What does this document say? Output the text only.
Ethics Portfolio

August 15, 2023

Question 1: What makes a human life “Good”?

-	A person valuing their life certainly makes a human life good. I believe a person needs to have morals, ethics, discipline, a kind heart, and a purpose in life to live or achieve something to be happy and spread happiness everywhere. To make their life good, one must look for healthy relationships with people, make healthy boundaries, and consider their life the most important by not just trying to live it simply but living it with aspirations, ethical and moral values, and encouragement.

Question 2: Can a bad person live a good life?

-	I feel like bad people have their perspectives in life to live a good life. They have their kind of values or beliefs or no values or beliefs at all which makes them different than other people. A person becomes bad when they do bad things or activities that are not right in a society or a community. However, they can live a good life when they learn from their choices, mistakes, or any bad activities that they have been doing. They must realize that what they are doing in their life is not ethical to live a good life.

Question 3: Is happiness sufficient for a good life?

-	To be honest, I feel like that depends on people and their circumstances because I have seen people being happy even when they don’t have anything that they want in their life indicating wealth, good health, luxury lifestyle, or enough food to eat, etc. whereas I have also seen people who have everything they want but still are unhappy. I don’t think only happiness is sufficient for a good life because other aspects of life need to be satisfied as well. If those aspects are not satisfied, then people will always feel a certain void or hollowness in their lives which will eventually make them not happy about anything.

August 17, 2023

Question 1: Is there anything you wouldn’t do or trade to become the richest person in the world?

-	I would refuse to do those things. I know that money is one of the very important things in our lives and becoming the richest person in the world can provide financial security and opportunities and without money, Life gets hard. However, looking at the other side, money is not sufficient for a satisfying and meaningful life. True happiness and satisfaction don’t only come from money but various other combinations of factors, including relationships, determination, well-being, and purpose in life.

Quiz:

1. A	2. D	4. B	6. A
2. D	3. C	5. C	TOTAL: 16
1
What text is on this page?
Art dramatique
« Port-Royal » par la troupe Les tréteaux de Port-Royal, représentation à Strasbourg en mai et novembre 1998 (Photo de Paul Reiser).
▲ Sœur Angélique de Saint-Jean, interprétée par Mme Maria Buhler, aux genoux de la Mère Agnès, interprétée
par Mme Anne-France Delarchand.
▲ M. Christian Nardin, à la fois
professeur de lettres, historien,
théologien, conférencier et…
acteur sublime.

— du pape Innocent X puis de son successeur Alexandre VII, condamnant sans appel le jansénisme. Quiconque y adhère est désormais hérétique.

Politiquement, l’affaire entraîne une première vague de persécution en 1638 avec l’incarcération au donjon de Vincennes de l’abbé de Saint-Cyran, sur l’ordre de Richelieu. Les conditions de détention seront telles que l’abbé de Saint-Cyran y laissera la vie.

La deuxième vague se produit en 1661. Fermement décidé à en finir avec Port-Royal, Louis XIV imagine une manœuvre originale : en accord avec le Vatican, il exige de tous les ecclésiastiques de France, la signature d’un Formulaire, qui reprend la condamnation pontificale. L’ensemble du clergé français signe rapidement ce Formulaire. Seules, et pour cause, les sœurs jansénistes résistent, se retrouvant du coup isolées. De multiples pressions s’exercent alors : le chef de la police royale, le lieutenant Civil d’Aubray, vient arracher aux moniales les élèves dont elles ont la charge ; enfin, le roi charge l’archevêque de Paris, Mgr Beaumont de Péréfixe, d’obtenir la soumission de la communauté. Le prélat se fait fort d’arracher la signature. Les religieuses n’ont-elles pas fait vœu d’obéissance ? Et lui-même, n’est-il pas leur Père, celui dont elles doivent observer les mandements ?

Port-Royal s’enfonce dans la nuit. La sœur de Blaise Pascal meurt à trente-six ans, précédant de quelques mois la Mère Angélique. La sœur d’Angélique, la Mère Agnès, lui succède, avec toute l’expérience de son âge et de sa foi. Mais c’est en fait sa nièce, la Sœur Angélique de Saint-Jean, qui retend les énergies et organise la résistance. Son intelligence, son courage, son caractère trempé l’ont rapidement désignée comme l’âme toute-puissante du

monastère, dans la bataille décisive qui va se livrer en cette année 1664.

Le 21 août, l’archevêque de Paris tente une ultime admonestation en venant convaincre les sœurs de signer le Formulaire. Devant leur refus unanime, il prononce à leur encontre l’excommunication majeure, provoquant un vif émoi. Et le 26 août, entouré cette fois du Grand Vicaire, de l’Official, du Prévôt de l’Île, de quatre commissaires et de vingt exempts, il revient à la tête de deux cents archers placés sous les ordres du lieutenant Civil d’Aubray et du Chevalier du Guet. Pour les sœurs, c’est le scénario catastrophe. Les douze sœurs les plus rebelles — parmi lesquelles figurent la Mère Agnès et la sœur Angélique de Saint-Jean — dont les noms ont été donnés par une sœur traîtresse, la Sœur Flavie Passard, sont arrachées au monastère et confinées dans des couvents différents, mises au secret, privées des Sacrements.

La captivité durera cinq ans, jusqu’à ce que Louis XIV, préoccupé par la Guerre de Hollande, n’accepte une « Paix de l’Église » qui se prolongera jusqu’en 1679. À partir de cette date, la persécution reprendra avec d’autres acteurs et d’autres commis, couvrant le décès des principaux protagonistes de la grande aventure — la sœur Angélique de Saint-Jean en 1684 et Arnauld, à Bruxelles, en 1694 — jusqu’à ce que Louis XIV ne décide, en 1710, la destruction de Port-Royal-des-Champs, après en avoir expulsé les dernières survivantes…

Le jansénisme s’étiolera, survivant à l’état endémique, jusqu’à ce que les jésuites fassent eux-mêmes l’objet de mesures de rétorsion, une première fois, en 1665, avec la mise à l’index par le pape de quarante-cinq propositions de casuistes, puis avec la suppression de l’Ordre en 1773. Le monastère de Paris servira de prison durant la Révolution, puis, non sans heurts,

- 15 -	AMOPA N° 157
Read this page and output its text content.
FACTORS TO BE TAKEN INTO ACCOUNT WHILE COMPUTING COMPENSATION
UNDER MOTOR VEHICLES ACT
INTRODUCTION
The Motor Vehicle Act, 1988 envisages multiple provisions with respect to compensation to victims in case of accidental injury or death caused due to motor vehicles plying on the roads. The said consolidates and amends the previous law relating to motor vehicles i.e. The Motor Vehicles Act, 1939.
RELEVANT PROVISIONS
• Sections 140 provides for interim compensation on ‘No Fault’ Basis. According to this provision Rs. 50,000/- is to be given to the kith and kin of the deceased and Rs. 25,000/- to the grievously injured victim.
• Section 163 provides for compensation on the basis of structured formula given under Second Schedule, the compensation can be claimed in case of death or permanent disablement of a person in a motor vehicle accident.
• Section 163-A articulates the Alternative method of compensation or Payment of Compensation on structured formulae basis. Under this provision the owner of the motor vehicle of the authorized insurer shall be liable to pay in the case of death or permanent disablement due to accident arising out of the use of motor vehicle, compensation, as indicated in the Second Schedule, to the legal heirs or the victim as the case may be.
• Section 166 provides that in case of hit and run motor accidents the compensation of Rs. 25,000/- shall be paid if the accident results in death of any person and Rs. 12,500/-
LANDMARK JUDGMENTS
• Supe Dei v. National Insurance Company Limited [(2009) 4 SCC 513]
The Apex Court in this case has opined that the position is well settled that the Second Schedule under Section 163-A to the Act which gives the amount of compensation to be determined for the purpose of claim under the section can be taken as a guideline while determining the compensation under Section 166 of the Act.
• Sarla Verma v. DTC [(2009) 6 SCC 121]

———

▶ [Objective]
Find the string "jansénisme" in the entries above and return each line that holds it.

▶ [Worked solution]
— du pape Innocent X puis de son successeur Alexandre VII, condamnant sans appel le jansénisme. Quiconque y adhère est désormais hérétique.
Le jansénisme s’étiolera, survivant à l’état endémique, jusqu’à ce que les jésuites fassent eux-mêmes l’objet de mesures de rétorsion, une première fois, en 1665, avec la mise à l’index par le pape de quarante-cinq propositions de casuistes, puis avec la suppression de l’Ordre en 1773. Le monastère de Paris servira de prison durant la Révolution, puis, non sans heurts,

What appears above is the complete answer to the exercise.